===== RECORDS FOR THIS TASK
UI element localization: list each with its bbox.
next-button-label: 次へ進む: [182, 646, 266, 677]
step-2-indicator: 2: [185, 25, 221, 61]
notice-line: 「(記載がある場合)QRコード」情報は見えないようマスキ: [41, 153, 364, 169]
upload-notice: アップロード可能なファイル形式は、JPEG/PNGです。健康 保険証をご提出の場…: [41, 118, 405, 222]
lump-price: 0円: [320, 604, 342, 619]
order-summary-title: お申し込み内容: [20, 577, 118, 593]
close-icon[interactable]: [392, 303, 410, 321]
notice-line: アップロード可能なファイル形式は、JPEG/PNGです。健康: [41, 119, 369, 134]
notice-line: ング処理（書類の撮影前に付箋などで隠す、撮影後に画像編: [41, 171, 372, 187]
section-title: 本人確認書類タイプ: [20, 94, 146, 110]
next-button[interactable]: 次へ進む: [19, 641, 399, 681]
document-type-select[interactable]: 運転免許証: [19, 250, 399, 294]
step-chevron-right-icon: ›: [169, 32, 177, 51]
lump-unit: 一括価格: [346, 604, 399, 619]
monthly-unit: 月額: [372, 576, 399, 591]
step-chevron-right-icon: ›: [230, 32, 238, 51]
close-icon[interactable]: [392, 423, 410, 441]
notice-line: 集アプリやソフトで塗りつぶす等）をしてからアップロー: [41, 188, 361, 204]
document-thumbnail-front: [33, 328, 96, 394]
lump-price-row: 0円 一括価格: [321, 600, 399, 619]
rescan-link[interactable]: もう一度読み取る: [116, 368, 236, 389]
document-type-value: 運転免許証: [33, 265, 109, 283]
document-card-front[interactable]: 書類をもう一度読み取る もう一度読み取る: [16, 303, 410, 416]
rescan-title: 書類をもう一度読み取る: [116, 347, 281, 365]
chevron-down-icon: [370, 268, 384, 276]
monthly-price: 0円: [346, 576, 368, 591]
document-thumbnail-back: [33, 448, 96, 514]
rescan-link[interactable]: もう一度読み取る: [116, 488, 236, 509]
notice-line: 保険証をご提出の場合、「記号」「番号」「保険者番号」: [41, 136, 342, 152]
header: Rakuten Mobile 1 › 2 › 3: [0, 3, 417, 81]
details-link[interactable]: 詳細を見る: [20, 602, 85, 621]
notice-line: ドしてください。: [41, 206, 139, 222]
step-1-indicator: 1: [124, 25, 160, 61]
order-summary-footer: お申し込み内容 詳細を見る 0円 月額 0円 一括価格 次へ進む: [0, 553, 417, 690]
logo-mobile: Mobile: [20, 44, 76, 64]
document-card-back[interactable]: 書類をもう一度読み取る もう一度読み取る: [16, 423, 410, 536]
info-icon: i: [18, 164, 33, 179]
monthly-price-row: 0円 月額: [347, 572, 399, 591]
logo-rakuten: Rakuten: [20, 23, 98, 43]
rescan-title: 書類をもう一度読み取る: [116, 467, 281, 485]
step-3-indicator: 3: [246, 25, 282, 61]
==========
Copy the data above again, beginning with its first line and ending after the line containing "close-icon[interactable]: [392, 423, 410, 441]".

THE OUTPUT:
UI element localization: list each with its bbox.
next-button-label: 次へ進む: [182, 646, 266, 677]
step-2-indicator: 2: [185, 25, 221, 61]
notice-line: 「(記載がある場合)QRコード」情報は見えないようマスキ: [41, 153, 364, 169]
upload-notice: アップロード可能なファイル形式は、JPEG/PNGです。健康 保険証をご提出の場…: [41, 118, 405, 222]
lump-price: 0円: [320, 604, 342, 619]
order-summary-title: お申し込み内容: [20, 577, 118, 593]
close-icon[interactable]: [392, 303, 410, 321]
notice-line: アップロード可能なファイル形式は、JPEG/PNGです。健康: [41, 119, 369, 134]
notice-line: ング処理（書類の撮影前に付箋などで隠す、撮影後に画像編: [41, 171, 372, 187]
section-title: 本人確認書類タイプ: [20, 94, 146, 110]
next-button[interactable]: 次へ進む: [19, 641, 399, 681]
document-type-select[interactable]: 運転免許証: [19, 250, 399, 294]
step-chevron-right-icon: ›: [169, 32, 177, 51]
lump-unit: 一括価格: [346, 604, 399, 619]
monthly-unit: 月額: [372, 576, 399, 591]
step-chevron-right-icon: ›: [230, 32, 238, 51]
close-icon[interactable]: [392, 423, 410, 441]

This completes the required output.